▶ [Description of the task]: Reproduce the listing below line for line, changing nothing.

▶ [Exercise material]:

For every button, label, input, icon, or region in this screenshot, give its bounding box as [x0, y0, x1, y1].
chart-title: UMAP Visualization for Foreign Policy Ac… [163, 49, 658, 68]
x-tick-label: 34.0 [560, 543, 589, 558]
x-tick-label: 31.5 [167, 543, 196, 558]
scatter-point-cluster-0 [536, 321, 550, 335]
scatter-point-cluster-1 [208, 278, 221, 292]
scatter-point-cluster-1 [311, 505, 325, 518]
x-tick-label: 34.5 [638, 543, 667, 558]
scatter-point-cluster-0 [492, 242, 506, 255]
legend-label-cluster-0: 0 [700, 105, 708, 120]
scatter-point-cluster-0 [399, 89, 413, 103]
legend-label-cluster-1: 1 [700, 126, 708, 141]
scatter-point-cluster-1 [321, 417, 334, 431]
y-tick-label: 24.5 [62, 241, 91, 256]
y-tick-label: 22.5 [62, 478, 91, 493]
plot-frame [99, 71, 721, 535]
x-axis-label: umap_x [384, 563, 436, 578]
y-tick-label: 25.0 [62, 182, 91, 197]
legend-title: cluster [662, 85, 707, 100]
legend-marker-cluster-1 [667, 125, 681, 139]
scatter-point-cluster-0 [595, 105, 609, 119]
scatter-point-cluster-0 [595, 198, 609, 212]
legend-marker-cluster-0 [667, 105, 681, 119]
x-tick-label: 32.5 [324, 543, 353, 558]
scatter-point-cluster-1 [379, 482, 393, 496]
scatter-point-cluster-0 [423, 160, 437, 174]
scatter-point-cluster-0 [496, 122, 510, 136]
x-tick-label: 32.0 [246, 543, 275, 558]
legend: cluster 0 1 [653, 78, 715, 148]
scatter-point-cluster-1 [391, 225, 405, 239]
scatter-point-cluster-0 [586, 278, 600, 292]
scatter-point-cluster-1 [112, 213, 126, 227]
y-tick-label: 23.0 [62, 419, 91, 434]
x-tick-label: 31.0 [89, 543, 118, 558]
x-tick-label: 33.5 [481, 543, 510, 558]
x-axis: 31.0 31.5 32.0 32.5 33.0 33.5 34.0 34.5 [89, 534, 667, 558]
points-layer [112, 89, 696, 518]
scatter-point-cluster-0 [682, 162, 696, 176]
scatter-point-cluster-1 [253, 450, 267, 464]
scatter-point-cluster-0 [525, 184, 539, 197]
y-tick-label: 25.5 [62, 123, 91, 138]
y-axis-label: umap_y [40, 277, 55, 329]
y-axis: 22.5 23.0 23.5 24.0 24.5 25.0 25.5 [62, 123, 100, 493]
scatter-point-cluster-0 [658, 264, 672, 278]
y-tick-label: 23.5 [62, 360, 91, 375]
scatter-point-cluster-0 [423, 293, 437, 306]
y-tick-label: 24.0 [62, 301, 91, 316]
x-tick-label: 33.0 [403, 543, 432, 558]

▶ [Response to the exercise]:
For every button, label, input, icon, or region in this screenshot, give its bounding box as [x0, y0, x1, y1].
chart-title: UMAP Visualization for Foreign Policy Ac… [163, 49, 658, 68]
x-tick-label: 34.0 [560, 543, 589, 558]
x-tick-label: 31.5 [167, 543, 196, 558]
scatter-point-cluster-0 [536, 321, 550, 335]
scatter-point-cluster-1 [208, 278, 221, 292]
scatter-point-cluster-1 [311, 505, 325, 518]
x-tick-label: 34.5 [638, 543, 667, 558]
scatter-point-cluster-0 [492, 242, 506, 255]
legend-label-cluster-0: 0 [700, 105, 708, 120]
scatter-point-cluster-0 [399, 89, 413, 103]
legend-label-cluster-1: 1 [700, 126, 708, 141]
scatter-point-cluster-1 [321, 417, 334, 431]
y-tick-label: 24.5 [62, 241, 91, 256]
y-tick-label: 22.5 [62, 478, 91, 493]
plot-frame [99, 71, 721, 535]
x-axis-label: umap_x [384, 563, 436, 578]
y-tick-label: 25.0 [62, 182, 91, 197]
legend-title: cluster [662, 85, 707, 100]
legend-marker-cluster-1 [667, 125, 681, 139]
scatter-point-cluster-0 [595, 105, 609, 119]
scatter-point-cluster-0 [595, 198, 609, 212]
legend-marker-cluster-0 [667, 105, 681, 119]
x-tick-label: 32.5 [324, 543, 353, 558]
scatter-point-cluster-1 [379, 482, 393, 496]
scatter-point-cluster-0 [423, 160, 437, 174]
scatter-point-cluster-0 [496, 122, 510, 136]
x-tick-label: 32.0 [246, 543, 275, 558]
legend: cluster 0 1 [653, 78, 715, 148]
scatter-point-cluster-1 [391, 225, 405, 239]
scatter-point-cluster-0 [586, 278, 600, 292]
scatter-point-cluster-1 [112, 213, 126, 227]
y-tick-label: 23.0 [62, 419, 91, 434]
x-tick-label: 31.0 [89, 543, 118, 558]
x-tick-label: 33.5 [481, 543, 510, 558]
x-axis: 31.0 31.5 32.0 32.5 33.0 33.5 34.0 34.5 [89, 534, 667, 558]
points-layer [112, 89, 696, 518]
scatter-point-cluster-0 [682, 162, 696, 176]
scatter-point-cluster-1 [253, 450, 267, 464]
scatter-point-cluster-0 [525, 184, 539, 197]
y-tick-label: 25.5 [62, 123, 91, 138]
y-axis-label: umap_y [40, 277, 55, 329]
y-axis: 22.5 23.0 23.5 24.0 24.5 25.0 25.5 [62, 123, 100, 493]
scatter-point-cluster-0 [658, 264, 672, 278]
y-tick-label: 23.5 [62, 360, 91, 375]
scatter-point-cluster-0 [423, 293, 437, 306]
y-tick-label: 24.0 [62, 301, 91, 316]
x-tick-label: 33.0 [403, 543, 432, 558]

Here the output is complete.